▶ _Extracto de página_
Labio leporino: muchos casos pero limitado acceso al sistema de salud

Cuando vieron la sonografía los médicos le informaron a Dannerys Quezada que su bebé nacería con una deformación. Ella lloró. Tras un embarazo de alto riesgo, la niña nació con hendidura de labio y paladar. La madre está a la espera de que una fundación ayude gratis a la familia con la primera de las cirugías reconstructivas que deberá practicársele a la bebé de cinco meses. Su hija es otra paciente con esta condición que médicos abogan por que sea considerada un problema de salud pública en el país y cubierto su tratamiento en la seguridad social.

De cada 750 nacidos vivos en la Maternidad Nuestra Señora de La Altagracia –el hospital público con más partos en el país-, entre 1 a 2 niños nacen con hendidura de labio y/o paladar, estima Cristina Paulino, cirujana pediatra de ese centro de salud.

Desde hace más de dos décadas médicos han venido observando que se someten a cirugía a niños que nacen en la República Dominicana con hendidura de labio y/o paladar, y siguen apareciendo nuevos pacientes. Una fundación con sede en Moca opera cada año a más de 60 que llegan de pueblos del Cibao, y de otras regiones, y entre estos aparecen de 8 a 15 casos nuevos en cada operativo.

La hendidura de labio o labio leporino se da cuando el tejido que forma el paladar y el labio superior no se unen antes del nacimiento. Se produce una abertura en el labio superior que puede ser pequeña o ir más grande desde el labio hasta la nariz. La hendidura de paladar ocurre cuando el tejido que forma el paladar tampoco se une correctamente. En algunos pacientes y sus familias pueden generar complejos que les impiden insertarse plenamente a la sociedad.

▶ _Qué hacer_
Responda estas preguntas sobre el texto acerca del labio leporino:
(a) ¿Qué edad tiene la hija de Dannerys Quezada?
(b) Según la estimación de Cristina Paulino, ¿cuántos niños nacen con hendidura de labio y/o paladar de cada 750 nacidos vivos en la Maternidad Nuestra Señora de La Altagracia?
(c) ¿Dónde tiene su sede la fundación que opera cada año a más de 60 pacientes?

(Datos de análisis del diseño de página)
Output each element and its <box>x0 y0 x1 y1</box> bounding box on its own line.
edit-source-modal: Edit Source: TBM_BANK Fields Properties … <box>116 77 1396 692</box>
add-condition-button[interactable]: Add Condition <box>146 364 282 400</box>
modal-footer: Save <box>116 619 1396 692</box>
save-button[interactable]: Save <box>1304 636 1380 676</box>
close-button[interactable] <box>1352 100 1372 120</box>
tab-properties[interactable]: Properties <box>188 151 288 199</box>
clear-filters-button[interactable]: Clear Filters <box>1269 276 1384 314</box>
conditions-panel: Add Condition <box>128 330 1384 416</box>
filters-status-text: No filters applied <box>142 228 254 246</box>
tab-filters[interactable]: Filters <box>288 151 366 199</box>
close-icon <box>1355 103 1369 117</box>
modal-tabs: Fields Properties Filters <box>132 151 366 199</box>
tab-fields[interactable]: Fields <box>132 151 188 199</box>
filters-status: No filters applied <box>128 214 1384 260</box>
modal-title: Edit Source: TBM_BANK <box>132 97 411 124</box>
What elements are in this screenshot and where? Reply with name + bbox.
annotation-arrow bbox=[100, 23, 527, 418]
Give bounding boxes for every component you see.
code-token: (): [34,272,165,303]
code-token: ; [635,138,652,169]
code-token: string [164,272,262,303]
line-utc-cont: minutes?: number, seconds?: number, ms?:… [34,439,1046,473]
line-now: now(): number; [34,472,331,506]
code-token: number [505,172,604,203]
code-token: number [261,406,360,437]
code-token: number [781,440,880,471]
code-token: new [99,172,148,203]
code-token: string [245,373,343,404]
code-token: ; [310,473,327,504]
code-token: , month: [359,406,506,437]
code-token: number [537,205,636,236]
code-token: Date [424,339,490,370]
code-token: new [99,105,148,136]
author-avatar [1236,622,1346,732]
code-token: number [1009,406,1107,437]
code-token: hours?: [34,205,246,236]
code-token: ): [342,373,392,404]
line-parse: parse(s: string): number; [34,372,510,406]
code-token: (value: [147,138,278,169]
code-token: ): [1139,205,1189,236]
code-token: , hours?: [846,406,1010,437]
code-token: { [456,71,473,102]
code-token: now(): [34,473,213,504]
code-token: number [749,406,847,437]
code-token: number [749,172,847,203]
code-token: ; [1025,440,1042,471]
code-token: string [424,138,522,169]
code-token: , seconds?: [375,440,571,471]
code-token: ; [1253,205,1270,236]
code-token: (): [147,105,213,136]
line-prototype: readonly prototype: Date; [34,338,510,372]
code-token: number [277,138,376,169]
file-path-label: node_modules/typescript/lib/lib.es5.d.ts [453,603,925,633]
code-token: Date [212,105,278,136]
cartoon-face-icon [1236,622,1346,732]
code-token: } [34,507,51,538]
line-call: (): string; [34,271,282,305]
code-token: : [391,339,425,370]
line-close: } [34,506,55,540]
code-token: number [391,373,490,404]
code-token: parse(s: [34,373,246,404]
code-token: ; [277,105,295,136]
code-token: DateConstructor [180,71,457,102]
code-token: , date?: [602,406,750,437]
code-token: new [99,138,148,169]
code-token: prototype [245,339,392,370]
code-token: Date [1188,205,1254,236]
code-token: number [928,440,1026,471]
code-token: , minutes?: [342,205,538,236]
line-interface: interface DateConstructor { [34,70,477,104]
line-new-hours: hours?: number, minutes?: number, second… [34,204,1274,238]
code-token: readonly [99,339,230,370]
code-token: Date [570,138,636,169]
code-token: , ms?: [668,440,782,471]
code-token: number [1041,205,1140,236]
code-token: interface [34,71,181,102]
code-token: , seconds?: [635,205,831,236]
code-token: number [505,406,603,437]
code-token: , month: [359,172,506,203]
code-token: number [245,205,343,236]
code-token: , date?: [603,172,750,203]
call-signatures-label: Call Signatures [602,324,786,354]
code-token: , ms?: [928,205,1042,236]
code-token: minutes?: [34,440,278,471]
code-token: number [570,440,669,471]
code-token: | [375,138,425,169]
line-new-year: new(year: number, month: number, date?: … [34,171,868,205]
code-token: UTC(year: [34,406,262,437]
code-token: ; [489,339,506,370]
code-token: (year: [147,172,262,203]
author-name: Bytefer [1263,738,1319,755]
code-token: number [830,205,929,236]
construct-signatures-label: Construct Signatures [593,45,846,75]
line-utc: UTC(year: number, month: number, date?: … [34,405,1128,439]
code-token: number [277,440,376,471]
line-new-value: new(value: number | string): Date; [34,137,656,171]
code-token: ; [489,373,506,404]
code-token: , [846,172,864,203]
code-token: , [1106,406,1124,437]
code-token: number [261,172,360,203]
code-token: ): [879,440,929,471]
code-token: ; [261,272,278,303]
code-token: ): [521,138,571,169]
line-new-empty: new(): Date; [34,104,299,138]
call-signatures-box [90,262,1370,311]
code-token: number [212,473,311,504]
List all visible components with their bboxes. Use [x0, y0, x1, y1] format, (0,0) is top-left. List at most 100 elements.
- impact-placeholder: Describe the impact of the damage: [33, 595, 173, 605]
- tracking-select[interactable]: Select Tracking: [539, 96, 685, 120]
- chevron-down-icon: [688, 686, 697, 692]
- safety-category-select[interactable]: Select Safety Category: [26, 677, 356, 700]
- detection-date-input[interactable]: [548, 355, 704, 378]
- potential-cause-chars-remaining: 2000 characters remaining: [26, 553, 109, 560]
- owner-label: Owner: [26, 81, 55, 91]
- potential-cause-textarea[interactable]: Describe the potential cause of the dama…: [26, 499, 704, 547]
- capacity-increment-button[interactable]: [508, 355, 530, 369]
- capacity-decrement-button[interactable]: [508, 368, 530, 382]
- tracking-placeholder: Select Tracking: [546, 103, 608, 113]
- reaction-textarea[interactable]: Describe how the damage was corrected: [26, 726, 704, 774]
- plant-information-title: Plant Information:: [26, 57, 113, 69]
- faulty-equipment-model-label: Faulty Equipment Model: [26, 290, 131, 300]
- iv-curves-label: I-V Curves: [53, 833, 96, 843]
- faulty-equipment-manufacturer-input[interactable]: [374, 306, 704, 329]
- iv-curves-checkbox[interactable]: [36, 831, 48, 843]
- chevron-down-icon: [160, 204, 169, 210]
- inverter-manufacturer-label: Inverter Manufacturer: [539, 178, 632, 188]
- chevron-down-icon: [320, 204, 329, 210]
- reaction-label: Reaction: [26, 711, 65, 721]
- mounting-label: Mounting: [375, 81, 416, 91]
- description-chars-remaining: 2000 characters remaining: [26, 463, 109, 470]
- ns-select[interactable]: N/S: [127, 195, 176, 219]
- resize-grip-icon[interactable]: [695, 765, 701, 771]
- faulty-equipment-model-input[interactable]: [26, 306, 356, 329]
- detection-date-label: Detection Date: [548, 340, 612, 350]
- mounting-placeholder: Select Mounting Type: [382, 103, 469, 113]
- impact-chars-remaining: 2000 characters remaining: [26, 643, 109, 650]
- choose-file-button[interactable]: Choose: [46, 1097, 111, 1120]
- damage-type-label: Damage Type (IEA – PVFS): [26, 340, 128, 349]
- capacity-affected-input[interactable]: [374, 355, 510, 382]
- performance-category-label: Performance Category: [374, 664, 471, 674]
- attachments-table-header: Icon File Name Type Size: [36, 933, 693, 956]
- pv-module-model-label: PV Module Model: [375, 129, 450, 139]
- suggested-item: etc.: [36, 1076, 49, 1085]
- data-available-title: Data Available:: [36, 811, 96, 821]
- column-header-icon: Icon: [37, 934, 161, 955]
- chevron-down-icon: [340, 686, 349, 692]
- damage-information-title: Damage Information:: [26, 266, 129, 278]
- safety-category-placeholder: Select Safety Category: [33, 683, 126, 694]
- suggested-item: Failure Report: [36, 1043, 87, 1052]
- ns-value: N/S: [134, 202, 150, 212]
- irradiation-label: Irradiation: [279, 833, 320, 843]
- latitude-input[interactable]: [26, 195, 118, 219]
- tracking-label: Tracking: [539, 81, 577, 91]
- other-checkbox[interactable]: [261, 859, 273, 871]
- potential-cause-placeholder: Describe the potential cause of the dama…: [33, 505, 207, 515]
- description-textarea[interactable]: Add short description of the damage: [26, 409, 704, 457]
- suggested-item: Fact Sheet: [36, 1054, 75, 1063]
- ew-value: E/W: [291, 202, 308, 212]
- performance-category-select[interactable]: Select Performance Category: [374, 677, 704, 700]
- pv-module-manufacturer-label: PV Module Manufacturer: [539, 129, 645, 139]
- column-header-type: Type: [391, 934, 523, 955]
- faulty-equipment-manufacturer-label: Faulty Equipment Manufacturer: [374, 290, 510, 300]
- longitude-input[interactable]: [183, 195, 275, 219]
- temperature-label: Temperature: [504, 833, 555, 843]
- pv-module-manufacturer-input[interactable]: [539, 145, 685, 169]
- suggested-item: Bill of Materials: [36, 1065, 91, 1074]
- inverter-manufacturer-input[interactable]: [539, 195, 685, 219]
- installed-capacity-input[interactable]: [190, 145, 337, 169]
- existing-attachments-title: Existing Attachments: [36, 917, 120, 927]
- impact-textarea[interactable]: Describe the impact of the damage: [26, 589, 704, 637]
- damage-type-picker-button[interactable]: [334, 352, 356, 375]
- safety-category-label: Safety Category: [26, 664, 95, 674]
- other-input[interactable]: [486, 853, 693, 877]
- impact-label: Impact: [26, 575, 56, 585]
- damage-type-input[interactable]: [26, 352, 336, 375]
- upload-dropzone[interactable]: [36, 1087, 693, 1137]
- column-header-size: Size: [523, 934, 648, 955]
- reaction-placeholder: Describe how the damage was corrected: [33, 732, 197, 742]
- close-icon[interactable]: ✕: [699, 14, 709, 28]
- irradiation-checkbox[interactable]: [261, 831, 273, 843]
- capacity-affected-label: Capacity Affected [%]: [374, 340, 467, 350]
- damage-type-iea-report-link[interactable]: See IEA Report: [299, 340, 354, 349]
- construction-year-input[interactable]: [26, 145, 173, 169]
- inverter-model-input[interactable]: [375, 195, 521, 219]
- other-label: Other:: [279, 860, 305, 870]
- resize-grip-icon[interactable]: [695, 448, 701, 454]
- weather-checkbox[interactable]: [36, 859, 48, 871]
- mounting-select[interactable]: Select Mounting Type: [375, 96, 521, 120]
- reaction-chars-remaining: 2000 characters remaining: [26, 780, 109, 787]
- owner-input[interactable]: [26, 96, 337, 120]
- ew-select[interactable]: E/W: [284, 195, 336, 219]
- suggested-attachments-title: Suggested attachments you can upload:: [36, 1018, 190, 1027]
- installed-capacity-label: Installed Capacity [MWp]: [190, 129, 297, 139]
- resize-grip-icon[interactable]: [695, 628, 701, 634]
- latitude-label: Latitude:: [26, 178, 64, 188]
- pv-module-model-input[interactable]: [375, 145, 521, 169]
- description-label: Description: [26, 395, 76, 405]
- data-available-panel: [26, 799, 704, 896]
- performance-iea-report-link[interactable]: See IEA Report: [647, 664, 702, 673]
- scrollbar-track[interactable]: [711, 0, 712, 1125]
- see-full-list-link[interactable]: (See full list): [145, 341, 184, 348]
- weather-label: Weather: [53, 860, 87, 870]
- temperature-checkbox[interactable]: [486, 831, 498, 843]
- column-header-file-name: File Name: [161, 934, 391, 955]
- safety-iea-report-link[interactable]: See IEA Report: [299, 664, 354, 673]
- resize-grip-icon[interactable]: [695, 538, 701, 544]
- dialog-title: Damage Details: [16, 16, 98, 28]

▶ _Respuesta_
(a) Tiene cinco meses.
(b) Entre 1 y 2 niños.
(c) En Moca.